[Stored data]
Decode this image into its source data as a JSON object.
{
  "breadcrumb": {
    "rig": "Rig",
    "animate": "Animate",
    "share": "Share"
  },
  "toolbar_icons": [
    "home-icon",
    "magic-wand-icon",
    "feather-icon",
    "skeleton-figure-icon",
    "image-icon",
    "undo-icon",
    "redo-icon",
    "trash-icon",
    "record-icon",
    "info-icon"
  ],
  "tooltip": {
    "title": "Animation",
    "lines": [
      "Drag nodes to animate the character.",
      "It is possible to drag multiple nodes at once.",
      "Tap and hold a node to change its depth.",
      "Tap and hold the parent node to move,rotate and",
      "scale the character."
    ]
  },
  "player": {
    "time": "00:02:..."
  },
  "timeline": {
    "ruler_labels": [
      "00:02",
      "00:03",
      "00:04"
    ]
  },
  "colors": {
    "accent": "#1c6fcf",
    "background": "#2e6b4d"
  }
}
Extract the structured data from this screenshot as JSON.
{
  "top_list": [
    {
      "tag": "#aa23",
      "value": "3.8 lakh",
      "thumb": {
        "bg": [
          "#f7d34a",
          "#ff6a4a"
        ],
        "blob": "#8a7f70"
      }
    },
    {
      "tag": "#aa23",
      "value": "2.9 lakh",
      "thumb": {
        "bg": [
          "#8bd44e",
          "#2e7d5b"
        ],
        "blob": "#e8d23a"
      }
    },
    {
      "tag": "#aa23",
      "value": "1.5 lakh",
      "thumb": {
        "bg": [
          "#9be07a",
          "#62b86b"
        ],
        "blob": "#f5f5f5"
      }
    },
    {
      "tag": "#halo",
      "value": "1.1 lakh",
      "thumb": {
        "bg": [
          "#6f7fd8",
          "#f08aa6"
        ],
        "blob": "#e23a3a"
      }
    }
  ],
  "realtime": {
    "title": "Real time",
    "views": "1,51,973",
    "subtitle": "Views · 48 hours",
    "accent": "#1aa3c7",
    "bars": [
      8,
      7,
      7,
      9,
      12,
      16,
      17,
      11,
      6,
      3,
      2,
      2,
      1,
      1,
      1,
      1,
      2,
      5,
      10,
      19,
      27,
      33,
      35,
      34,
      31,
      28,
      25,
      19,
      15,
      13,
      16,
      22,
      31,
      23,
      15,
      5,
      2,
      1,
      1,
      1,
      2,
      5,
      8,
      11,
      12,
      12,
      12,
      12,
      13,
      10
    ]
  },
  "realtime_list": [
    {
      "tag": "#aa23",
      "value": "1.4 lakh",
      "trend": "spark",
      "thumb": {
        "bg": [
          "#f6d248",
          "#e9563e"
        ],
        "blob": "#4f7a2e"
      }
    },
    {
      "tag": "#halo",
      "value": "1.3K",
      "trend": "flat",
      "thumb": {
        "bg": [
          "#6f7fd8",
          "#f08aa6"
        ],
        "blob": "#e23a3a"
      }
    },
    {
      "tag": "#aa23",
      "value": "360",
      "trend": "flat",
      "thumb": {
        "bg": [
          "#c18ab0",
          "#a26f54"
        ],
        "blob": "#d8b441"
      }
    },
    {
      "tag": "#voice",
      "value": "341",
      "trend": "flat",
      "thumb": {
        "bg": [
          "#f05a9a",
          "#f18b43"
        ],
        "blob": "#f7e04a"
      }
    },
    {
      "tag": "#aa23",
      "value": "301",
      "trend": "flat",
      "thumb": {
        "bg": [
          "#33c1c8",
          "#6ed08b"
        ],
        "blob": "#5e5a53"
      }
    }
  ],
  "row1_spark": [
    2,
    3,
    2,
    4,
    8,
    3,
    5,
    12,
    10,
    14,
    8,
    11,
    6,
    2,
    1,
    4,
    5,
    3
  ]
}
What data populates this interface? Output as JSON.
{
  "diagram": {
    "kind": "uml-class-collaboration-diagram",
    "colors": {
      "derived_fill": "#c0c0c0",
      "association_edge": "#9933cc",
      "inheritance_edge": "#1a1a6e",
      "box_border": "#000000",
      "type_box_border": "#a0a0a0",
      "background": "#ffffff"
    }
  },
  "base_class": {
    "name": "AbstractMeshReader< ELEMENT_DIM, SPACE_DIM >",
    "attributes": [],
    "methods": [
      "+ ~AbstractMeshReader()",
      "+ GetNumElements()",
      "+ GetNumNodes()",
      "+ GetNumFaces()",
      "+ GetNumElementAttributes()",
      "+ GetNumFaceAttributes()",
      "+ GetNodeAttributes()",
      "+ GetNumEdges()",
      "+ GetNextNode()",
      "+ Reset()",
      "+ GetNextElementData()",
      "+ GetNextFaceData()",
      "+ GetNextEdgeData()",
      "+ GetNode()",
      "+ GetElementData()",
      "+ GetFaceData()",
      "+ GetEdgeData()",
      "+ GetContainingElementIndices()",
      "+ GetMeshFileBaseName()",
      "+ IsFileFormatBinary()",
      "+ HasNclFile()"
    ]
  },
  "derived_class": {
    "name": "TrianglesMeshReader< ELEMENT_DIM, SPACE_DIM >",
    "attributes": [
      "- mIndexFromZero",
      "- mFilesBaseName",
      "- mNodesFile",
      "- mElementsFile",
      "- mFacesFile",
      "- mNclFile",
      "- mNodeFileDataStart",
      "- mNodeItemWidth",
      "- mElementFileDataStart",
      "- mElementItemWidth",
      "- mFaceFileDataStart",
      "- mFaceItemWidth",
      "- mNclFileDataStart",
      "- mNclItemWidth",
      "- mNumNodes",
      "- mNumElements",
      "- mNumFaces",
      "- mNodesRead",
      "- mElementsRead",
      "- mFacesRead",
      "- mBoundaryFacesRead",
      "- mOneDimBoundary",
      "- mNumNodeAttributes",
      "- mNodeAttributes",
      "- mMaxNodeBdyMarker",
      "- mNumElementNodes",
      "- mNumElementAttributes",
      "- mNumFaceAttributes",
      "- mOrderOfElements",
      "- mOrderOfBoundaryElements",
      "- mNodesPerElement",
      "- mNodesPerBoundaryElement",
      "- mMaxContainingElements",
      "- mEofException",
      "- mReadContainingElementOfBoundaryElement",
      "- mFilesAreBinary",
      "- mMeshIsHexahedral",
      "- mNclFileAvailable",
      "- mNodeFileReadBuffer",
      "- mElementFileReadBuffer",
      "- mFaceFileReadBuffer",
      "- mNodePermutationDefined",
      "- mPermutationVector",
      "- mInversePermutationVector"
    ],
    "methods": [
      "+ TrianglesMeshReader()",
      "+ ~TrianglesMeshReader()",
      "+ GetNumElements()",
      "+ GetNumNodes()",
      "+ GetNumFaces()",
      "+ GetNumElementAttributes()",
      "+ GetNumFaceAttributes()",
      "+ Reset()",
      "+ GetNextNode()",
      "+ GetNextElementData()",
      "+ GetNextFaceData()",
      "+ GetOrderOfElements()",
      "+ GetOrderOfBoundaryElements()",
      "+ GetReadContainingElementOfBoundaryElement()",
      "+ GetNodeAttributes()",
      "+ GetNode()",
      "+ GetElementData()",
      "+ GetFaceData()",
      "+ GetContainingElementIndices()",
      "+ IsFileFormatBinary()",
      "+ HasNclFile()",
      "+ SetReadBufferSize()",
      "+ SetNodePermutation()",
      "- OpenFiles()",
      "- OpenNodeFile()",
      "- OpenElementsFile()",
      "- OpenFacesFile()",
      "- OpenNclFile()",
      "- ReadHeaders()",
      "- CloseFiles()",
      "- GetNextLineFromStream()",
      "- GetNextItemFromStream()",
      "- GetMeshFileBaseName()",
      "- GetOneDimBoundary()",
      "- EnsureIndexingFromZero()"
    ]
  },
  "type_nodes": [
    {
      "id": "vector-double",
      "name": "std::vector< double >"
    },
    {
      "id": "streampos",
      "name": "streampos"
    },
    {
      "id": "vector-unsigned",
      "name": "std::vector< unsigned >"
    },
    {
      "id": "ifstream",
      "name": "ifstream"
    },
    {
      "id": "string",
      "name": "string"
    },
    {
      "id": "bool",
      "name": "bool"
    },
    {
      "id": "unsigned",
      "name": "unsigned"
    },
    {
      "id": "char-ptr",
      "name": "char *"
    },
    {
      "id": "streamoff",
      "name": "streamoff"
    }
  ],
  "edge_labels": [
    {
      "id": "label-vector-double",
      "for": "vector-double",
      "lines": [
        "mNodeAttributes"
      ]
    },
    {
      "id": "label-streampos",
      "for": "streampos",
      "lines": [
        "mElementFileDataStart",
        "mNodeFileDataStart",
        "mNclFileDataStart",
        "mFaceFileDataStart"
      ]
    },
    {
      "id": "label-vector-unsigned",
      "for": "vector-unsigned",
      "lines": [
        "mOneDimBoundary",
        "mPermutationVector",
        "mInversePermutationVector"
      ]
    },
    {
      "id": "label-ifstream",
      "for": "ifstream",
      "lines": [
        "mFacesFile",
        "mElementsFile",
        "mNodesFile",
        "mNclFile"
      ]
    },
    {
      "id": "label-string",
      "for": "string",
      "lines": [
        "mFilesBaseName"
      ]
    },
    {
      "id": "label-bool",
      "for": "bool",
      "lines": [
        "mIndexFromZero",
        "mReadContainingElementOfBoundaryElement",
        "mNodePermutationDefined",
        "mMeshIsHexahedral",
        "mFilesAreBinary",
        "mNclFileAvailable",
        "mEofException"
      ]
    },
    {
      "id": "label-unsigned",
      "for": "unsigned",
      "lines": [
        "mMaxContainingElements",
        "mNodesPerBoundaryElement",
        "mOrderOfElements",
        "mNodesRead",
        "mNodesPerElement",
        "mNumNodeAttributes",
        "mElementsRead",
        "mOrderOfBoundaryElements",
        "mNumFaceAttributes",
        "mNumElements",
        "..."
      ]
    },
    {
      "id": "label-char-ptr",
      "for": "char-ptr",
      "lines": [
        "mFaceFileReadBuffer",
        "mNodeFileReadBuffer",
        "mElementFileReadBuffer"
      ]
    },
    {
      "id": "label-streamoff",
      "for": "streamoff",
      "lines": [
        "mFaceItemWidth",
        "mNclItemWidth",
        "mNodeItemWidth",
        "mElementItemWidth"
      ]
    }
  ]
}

**WORK REQUIRED**
Copy every line of the entries above in which "this" occurs.

**OUTPUT**
Decode this image into its source data as a JSON object.
Extract the structured data from this screenshot as JSON.
What data populates this interface? Output as JSON.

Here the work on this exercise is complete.